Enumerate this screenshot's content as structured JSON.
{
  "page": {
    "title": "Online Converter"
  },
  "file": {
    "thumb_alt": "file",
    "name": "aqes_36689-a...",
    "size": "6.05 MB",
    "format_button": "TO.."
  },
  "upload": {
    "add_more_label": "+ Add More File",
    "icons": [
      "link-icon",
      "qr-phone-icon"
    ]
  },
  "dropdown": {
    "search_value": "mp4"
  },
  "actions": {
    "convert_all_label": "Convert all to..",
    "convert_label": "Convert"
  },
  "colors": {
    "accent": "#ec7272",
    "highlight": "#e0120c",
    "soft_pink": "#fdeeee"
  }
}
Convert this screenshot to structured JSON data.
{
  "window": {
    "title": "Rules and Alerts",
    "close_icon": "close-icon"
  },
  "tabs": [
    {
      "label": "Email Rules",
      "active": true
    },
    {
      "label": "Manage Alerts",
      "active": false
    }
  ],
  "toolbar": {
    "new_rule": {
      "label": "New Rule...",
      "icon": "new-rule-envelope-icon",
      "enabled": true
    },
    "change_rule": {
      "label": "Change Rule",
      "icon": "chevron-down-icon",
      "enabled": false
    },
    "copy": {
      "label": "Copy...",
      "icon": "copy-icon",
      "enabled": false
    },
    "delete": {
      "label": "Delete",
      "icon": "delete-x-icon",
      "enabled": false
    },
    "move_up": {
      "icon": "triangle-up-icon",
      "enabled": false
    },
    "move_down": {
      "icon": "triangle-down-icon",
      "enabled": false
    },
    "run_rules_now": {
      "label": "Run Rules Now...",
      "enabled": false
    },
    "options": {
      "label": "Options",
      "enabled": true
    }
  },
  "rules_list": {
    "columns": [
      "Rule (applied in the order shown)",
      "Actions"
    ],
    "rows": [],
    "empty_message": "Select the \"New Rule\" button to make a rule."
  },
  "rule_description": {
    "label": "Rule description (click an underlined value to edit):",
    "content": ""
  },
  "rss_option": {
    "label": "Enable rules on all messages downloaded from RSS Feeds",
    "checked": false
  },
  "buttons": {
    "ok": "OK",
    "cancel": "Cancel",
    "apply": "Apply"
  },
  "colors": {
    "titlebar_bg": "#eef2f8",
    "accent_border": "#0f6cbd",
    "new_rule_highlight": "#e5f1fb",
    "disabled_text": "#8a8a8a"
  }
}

+ + + + + + +

## GOAL OF THE EXERCISE
Locate all lines that include the word "triangle" and copy them out.

## EXERCISE ANSWER
      "icon": "triangle-up-icon",
      "icon": "triangle-down-icon",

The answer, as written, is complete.